WHAT IS EXPECTED:
Pick out the lines below that contain the string "имеет" and copy them all.

:: PROVIDED RECORDS

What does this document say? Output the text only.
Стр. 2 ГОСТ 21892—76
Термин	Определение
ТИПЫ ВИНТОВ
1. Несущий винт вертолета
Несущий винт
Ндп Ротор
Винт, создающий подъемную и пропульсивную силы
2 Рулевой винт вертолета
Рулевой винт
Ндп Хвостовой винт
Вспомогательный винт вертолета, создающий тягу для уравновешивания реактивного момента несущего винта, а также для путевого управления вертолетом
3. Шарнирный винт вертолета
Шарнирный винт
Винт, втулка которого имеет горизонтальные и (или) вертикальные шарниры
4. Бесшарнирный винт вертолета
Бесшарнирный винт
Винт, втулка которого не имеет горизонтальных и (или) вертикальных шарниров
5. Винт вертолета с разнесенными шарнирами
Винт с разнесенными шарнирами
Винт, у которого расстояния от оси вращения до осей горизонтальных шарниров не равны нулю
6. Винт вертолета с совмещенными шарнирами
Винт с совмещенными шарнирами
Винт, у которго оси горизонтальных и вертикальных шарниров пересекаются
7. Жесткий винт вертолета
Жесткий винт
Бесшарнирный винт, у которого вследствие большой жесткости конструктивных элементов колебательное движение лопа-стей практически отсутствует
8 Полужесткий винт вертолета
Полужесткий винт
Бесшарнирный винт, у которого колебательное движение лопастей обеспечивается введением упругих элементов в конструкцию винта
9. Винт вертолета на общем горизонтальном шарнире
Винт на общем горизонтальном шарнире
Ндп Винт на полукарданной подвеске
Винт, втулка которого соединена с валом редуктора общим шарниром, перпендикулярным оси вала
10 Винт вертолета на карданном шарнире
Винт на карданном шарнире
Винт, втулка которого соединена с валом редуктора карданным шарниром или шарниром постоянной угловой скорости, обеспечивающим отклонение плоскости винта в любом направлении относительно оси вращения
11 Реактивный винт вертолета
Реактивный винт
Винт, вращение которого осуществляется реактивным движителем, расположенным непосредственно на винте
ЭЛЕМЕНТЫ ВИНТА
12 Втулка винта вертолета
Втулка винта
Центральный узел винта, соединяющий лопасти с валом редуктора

::::

EXPECTED ANSWER:
Винт, втулка которого имеет горизонтальные и (или) вертикальные шарниры
Винт, втулка которого не имеет горизонтальных и (или) вертикальных шарниров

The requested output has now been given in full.